--- Information given ---

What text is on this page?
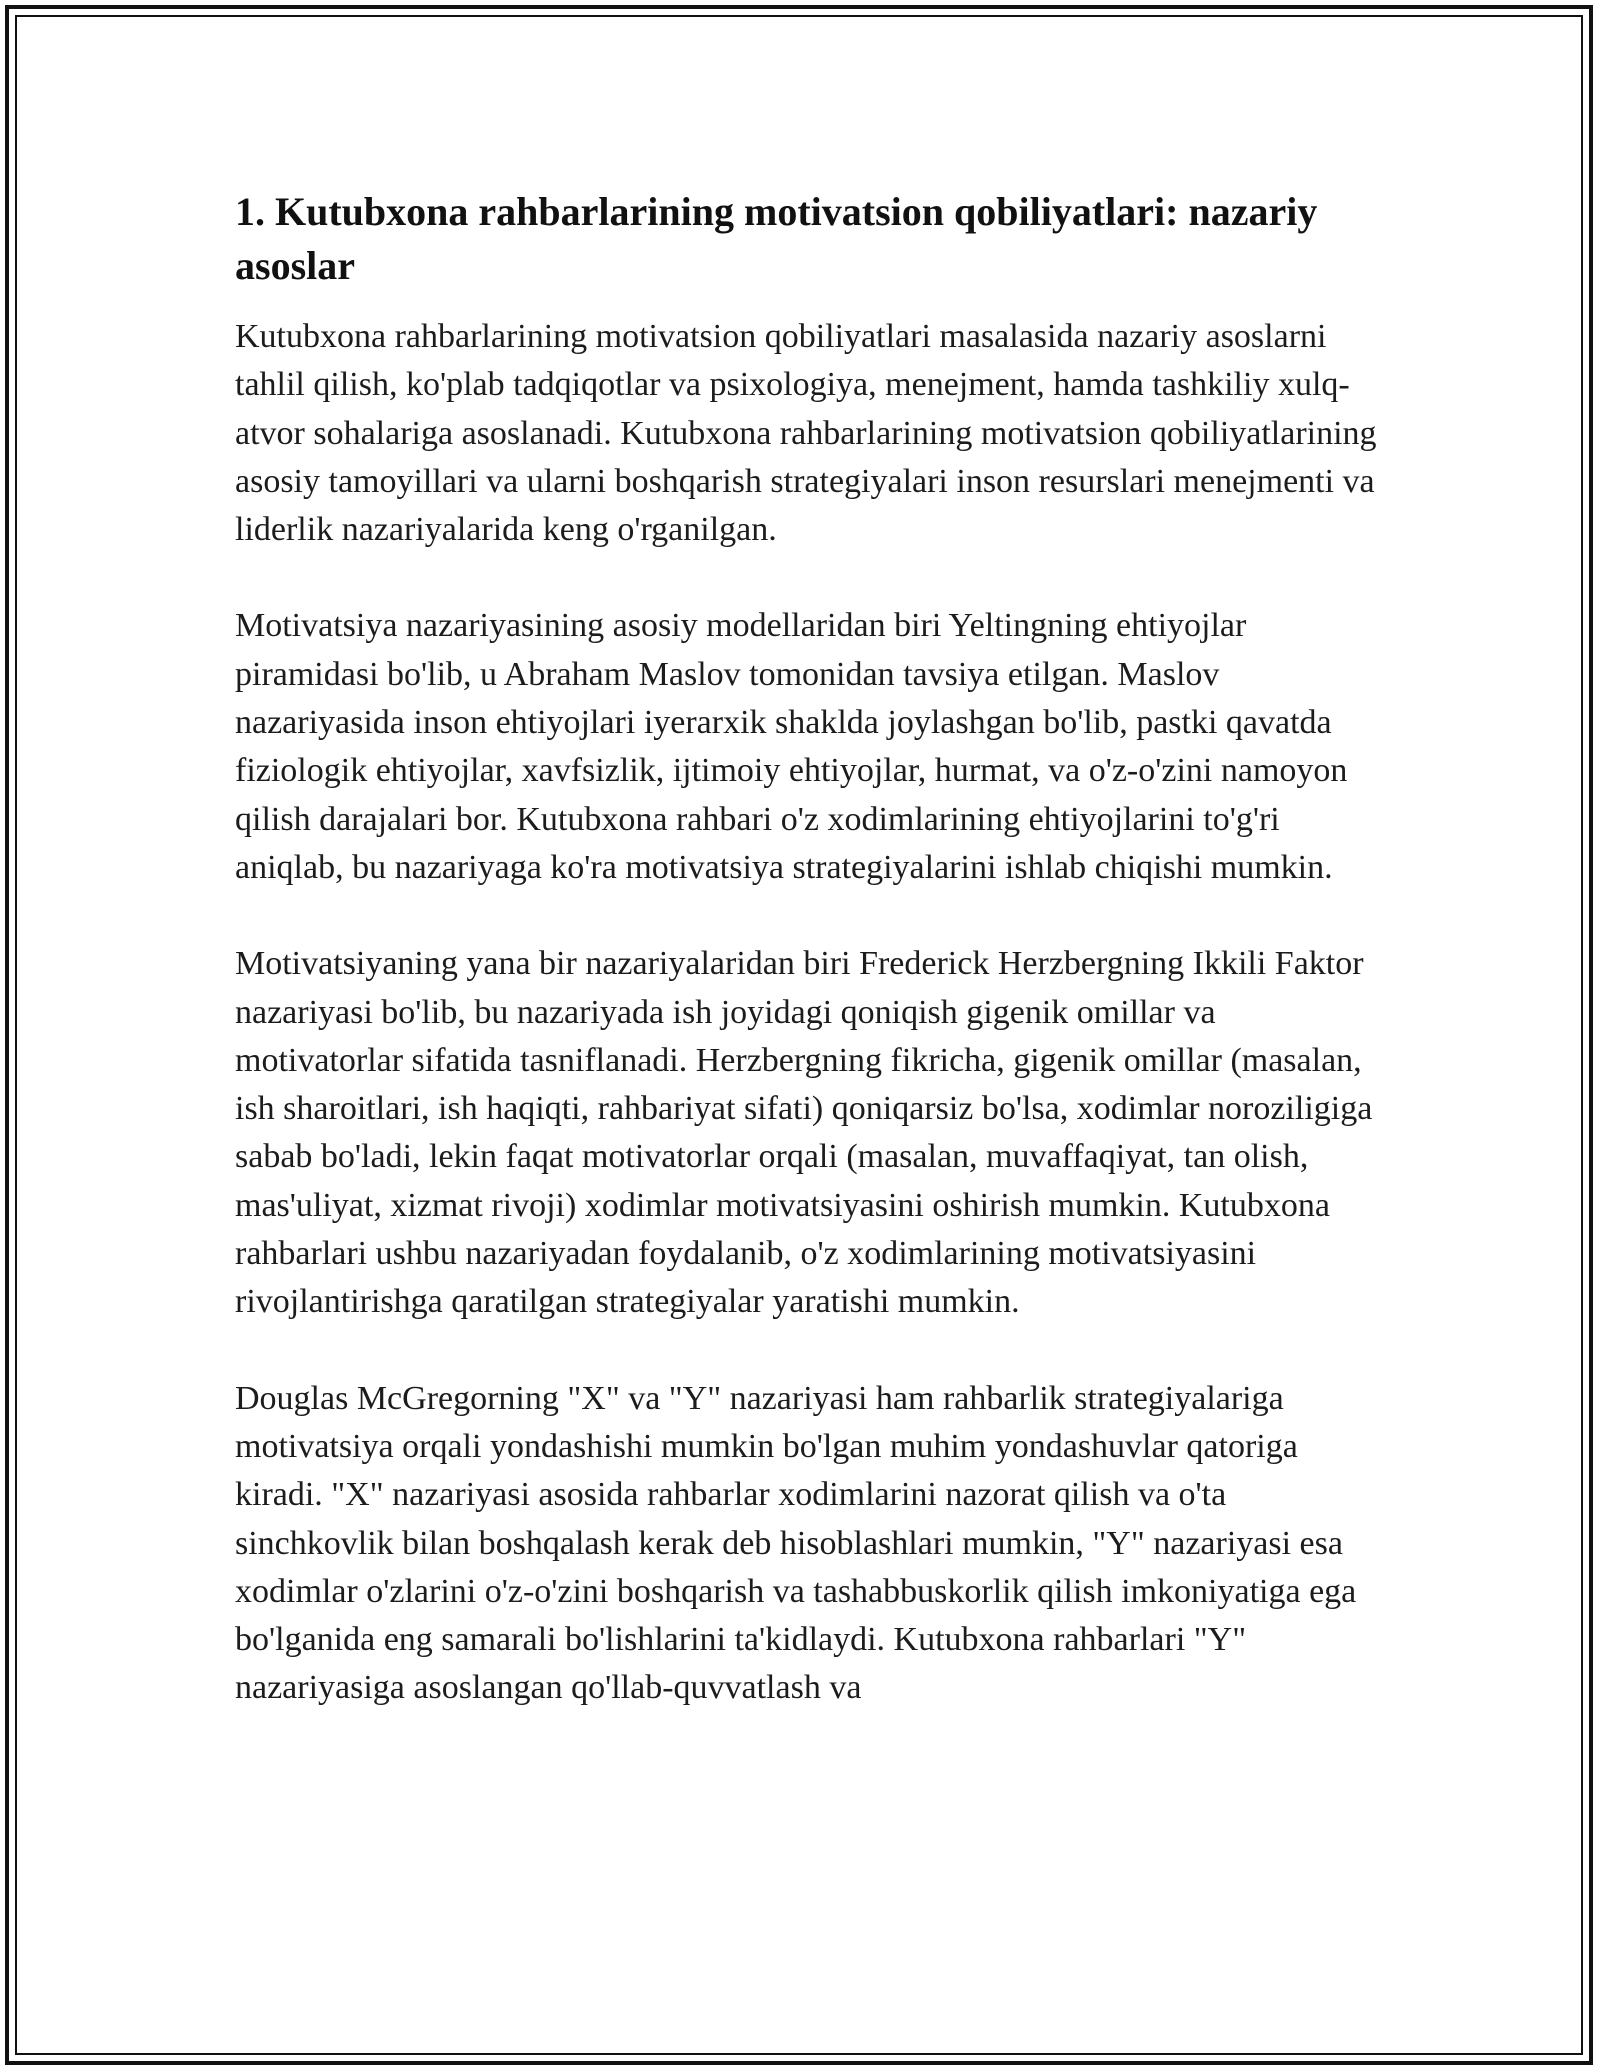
1. Kutubxona rahbarlarining motivatsion qobiliyatlari: nazariy asoslar

Kutubxona rahbarlarining motivatsion qobiliyatlari masalasida nazariy asoslarni tahlil qilish, ko'plab tadqiqotlar va psixologiya, menejment, hamda tashkiliy xulq-atvor sohalariga asoslanadi. Kutubxona rahbarlarining motivatsion qobiliyatlarining asosiy tamoyillari va ularni boshqarish strategiyalari inson resurslari menejmenti va liderlik nazariyalarida keng o'rganilgan.

Motivatsiya nazariyasining asosiy modellaridan biri Yeltingning ehtiyojlar piramidasi bo'lib, u Abraham Maslov tomonidan tavsiya etilgan. Maslov nazariyasida inson ehtiyojlari iyerarxik shaklda joylashgan bo'lib, pastki qavatda fiziologik ehtiyojlar, xavfsizlik, ijtimoiy ehtiyojlar, hurmat, va o'z-o'zini namoyon qilish darajalari bor. Kutubxona rahbari o'z xodimlarining ehtiyojlarini to'g'ri aniqlab, bu nazariyaga ko'ra motivatsiya strategiyalarini ishlab chiqishi mumkin.

Motivatsiyaning yana bir nazariyalaridan biri Frederick Herzbergning Ikkili Faktor nazariyasi bo'lib, bu nazariyada ish joyidagi qoniqish gigenik omillar va motivatorlar sifatida tasniflanadi. Herzbergning fikricha, gigenik omillar (masalan, ish sharoitlari, ish haqiqti, rahbariyat sifati) qoniqarsiz bo'lsa, xodimlar noroziligiga sabab bo'ladi, lekin faqat motivatorlar orqali (masalan, muvaffaqiyat, tan olish, mas'uliyat, xizmat rivoji) xodimlar motivatsiyasini oshirish mumkin. Kutubxona rahbarlari ushbu nazariyadan foydalanib, o'z xodimlarining motivatsiyasini rivojlantirishga qaratilgan strategiyalar yaratishi mumkin.

Douglas McGregorning "X" va "Y" nazariyasi ham rahbarlik strategiyalariga motivatsiya orqali yondashishi mumkin bo'lgan muhim yondashuvlar qatoriga kiradi. "X" nazariyasi asosida rahbarlar xodimlarini nazorat qilish va o'ta sinchkovlik bilan boshqalash kerak deb hisoblashlari mumkin, "Y" nazariyasi esa xodimlar o'zlarini o'z-o'zini boshqarish va tashabbuskorlik qilish imkoniyatiga ega bo'lganida eng samarali bo'lishlarini ta'kidlaydi. Kutubxona rahbarlari "Y" nazariyasiga asoslangan qo'llab-quvvatlash va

---

Task goal — Write down every line of the data above that includes the string "mumkin".

Task response —
Motivatsiya nazariyasining asosiy modellaridan biri Yeltingning ehtiyojlar piramidasi bo'lib, u Abraham Maslov tomonidan tavsiya etilgan. Maslov nazariyasida inson ehtiyojlari iyerarxik shaklda joylashgan bo'lib, pastki qavatda fiziologik ehtiyojlar, xavfsizlik, ijtimoiy ehtiyojlar, hurmat, va o'z-o'zini namoyon qilish darajalari bor. Kutubxona rahbari o'z xodimlarining ehtiyojlarini to'g'ri aniqlab, bu nazariyaga ko'ra motivatsiya strategiyalarini ishlab chiqishi mumkin.
Motivatsiyaning yana bir nazariyalaridan biri Frederick Herzbergning Ikkili Faktor nazariyasi bo'lib, bu nazariyada ish joyidagi qoniqish gigenik omillar va motivatorlar sifatida tasniflanadi. Herzbergning fikricha, gigenik omillar (masalan, ish sharoitlari, ish haqiqti, rahbariyat sifati) qoniqarsiz bo'lsa, xodimlar noroziligiga sabab bo'ladi, lekin faqat motivatorlar orqali (masalan, muvaffaqiyat, tan olish, mas'uliyat, xizmat rivoji) xodimlar motivatsiyasini oshirish mumkin. Kutubxona rahbarlari ushbu nazariyadan foydalanib, o'z xodimlarining motivatsiyasini rivojlantirishga qaratilgan strategiyalar yaratishi mumkin.
Douglas McGregorning "X" va "Y" nazariyasi ham rahbarlik strategiyalariga motivatsiya orqali yondashishi mumkin bo'lgan muhim yondashuvlar qatoriga kiradi. "X" nazariyasi asosida rahbarlar xodimlarini nazorat qilish va o'ta sinchkovlik bilan boshqalash kerak deb hisoblashlari mumkin, "Y" nazariyasi esa xodimlar o'zlarini o'z-o'zini boshqarish va tashabbuskorlik qilish imkoniyatiga ega bo'lganida eng samarali bo'lishlarini ta'kidlaydi. Kutubxona rahbarlari "Y" nazariyasiga asoslangan qo'llab-quvvatlash va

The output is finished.